• **The task**
Every line below should be copied exactly; drop the pictures.

○ ○ ○ ○ ○

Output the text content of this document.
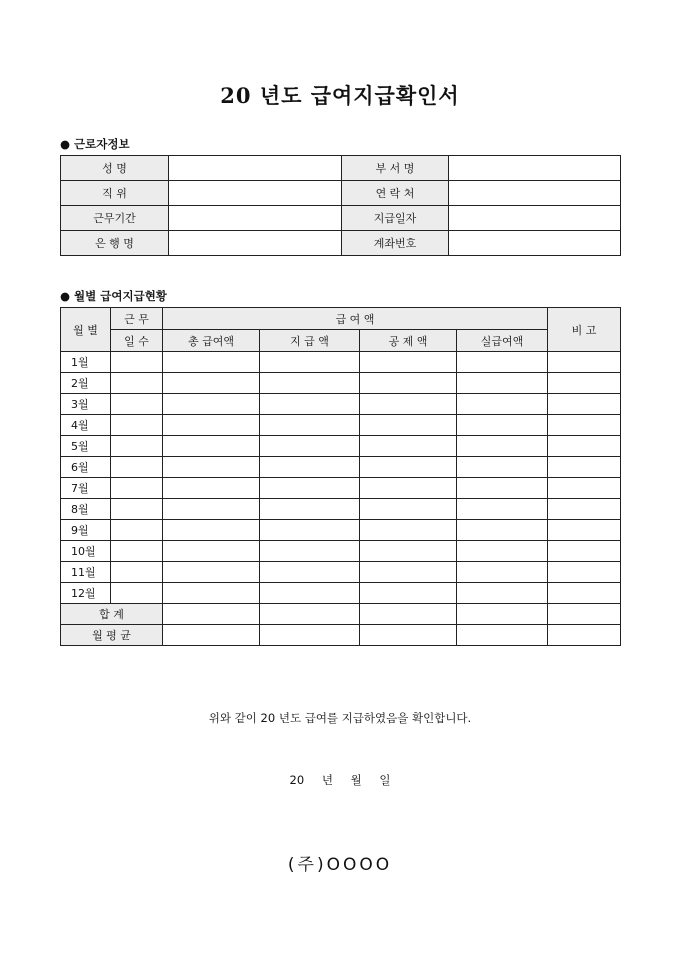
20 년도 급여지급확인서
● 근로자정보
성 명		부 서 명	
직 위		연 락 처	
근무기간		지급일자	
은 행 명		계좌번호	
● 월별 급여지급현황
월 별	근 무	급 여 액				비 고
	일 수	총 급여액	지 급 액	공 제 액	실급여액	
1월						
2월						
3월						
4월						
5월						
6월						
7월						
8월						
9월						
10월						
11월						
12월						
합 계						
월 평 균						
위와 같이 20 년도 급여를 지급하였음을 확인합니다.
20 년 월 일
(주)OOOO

○ ○ ○ ○ ○

• **Answer to this task**
Output the text content of this document.
20 년도 급여지급확인서
● 근로자정보
성 명		부 서 명	
직 위		연 락 처	
근무기간		지급일자	
은 행 명		계좌번호	
● 월별 급여지급현황
월 별	근 무	급 여 액				비 고
	일 수	총 급여액	지 급 액	공 제 액	실급여액	
1월						
2월						
3월						
4월						
5월						
6월						
7월						
8월						
9월						
10월						
11월						
12월						
합 계						
월 평 균						
위와 같이 20 년도 급여를 지급하였음을 확인합니다.
20 년 월 일
(주)OOOO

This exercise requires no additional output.